YOUR INSTRUCTIONS.
Each entry below must be repeated word for word.

Dataset rows
-- Begin --
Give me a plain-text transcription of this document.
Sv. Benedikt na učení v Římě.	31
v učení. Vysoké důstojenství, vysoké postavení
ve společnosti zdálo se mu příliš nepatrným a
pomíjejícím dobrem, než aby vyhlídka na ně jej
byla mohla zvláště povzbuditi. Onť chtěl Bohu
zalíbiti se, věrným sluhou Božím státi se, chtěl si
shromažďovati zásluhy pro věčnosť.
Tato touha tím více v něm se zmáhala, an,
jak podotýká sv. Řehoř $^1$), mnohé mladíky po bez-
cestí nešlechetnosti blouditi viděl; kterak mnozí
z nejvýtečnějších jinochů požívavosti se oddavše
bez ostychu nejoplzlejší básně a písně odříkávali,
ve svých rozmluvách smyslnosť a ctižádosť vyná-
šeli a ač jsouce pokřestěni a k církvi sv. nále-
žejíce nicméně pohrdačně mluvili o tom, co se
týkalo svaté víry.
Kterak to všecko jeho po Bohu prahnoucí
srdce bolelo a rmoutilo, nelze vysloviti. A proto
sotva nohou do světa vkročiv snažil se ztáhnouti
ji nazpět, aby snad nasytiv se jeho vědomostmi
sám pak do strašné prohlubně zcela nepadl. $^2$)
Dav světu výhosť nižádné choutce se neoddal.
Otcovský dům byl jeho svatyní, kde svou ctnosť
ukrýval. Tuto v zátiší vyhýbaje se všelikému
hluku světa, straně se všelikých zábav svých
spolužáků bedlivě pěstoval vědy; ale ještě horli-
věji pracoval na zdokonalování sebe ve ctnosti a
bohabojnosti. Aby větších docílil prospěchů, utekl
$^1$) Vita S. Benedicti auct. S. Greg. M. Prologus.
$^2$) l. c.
-- End --
RESULT FOR THIS EXERCISE.
Give me a plain-text transcription of this document.
Sv. Benedikt na učení v Římě.	31
v učení. Vysoké důstojenství, vysoké postavení
ve společnosti zdálo se mu příliš nepatrným a
pomíjejícím dobrem, než aby vyhlídka na ně jej
byla mohla zvláště povzbuditi. Onť chtěl Bohu
zalíbiti se, věrným sluhou Božím státi se, chtěl si
shromažďovati zásluhy pro věčnosť.
Tato touha tím více v něm se zmáhala, an,
jak podotýká sv. Řehoř $^1$), mnohé mladíky po bez-
cestí nešlechetnosti blouditi viděl; kterak mnozí
z nejvýtečnějších jinochů požívavosti se oddavše
bez ostychu nejoplzlejší básně a písně odříkávali,
ve svých rozmluvách smyslnosť a ctižádosť vyná-
šeli a ač jsouce pokřestěni a k církvi sv. nále-
žejíce nicméně pohrdačně mluvili o tom, co se
týkalo svaté víry.
Kterak to všecko jeho po Bohu prahnoucí
srdce bolelo a rmoutilo, nelze vysloviti. A proto
sotva nohou do světa vkročiv snažil se ztáhnouti
ji nazpět, aby snad nasytiv se jeho vědomostmi
sám pak do strašné prohlubně zcela nepadl. $^2$)
Dav světu výhosť nižádné choutce se neoddal.
Otcovský dům byl jeho svatyní, kde svou ctnosť
ukrýval. Tuto v zátiší vyhýbaje se všelikému
hluku světa, straně se všelikých zábav svých
spolužáků bedlivě pěstoval vědy; ale ještě horli-
věji pracoval na zdokonalování sebe ve ctnosti a
bohabojnosti. Aby větších docílil prospěchů, utekl
$^1$) Vita S. Benedicti auct. S. Greg. M. Prologus.
$^2$) l. c.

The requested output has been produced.